### Problem details
Every line from the line containing "Give me the" through the final line of the data is to be printed exactly; no other line is to appear.
-- start of Exercise material --
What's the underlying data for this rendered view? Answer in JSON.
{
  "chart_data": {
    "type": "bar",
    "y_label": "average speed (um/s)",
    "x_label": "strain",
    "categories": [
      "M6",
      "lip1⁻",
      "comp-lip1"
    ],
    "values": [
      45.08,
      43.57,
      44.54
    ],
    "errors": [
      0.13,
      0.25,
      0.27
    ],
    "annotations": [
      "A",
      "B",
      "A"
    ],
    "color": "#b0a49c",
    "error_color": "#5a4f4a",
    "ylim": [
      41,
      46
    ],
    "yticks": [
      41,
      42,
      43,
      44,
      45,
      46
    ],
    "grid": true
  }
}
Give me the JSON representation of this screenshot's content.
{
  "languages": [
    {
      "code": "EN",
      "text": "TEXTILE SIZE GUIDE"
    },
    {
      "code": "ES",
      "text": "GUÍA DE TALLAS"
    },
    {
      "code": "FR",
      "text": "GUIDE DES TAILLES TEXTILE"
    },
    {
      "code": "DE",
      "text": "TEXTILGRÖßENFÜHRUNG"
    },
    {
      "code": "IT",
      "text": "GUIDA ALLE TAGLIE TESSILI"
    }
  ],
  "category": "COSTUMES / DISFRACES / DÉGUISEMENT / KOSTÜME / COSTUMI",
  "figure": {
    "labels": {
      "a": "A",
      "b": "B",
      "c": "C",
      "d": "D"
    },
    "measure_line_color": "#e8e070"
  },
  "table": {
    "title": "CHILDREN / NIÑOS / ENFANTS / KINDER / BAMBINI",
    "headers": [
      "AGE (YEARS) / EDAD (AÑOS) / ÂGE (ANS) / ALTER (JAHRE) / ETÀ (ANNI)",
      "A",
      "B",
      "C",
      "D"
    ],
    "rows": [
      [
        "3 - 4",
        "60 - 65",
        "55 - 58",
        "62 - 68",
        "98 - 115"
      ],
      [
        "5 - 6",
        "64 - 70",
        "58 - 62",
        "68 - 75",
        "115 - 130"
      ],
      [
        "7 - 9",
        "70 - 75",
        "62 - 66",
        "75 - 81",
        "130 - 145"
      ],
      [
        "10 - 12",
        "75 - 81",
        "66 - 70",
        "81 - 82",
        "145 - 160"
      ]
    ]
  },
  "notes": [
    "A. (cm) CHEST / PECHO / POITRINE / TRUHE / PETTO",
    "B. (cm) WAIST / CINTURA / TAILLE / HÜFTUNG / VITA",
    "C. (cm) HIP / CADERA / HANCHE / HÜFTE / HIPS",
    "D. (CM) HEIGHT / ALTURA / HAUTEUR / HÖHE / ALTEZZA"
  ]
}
-- end of Exercise material --
### Exercise response
Give me the JSON representation of this screenshot's content.
{
  "languages": [
    {
      "code": "EN",
      "text": "TEXTILE SIZE GUIDE"
    },
    {
      "code": "ES",
      "text": "GUÍA DE TALLAS"
    },
    {
      "code": "FR",
      "text": "GUIDE DES TAILLES TEXTILE"
    },
    {
      "code": "DE",
      "text": "TEXTILGRÖßENFÜHRUNG"
    },
    {
      "code": "IT",
      "text": "GUIDA ALLE TAGLIE TESSILI"
    }
  ],
  "category": "COSTUMES / DISFRACES / DÉGUISEMENT / KOSTÜME / COSTUMI",
  "figure": {
    "labels": {
      "a": "A",
      "b": "B",
      "c": "C",
      "d": "D"
    },
    "measure_line_color": "#e8e070"
  },
  "table": {
    "title": "CHILDREN / NIÑOS / ENFANTS / KINDER / BAMBINI",
    "headers": [
      "AGE (YEARS) / EDAD (AÑOS) / ÂGE (ANS) / ALTER (JAHRE) / ETÀ (ANNI)",
      "A",
      "B",
      "C",
      "D"
    ],
    "rows": [
      [
        "3 - 4",
        "60 - 65",
        "55 - 58",
        "62 - 68",
        "98 - 115"
      ],
      [
        "5 - 6",
        "64 - 70",
        "58 - 62",
        "68 - 75",
        "115 - 130"
      ],
      [
        "7 - 9",
        "70 - 75",
        "62 - 66",
        "75 - 81",
        "130 - 145"
      ],
      [
        "10 - 12",
        "75 - 81",
        "66 - 70",
        "81 - 82",
        "145 - 160"
      ]
    ]
  },
  "notes": [
    "A. (cm) CHEST / PECHO / POITRINE / TRUHE / PETTO",
    "B. (cm) WAIST / CINTURA / TAILLE / HÜFTUNG / VITA",
    "C. (cm) HIP / CADERA / HANCHE / HÜFTE / HIPS",
    "D. (CM) HEIGHT / ALTURA / HAUTEUR / HÖHE / ALTEZZA"
  ]
}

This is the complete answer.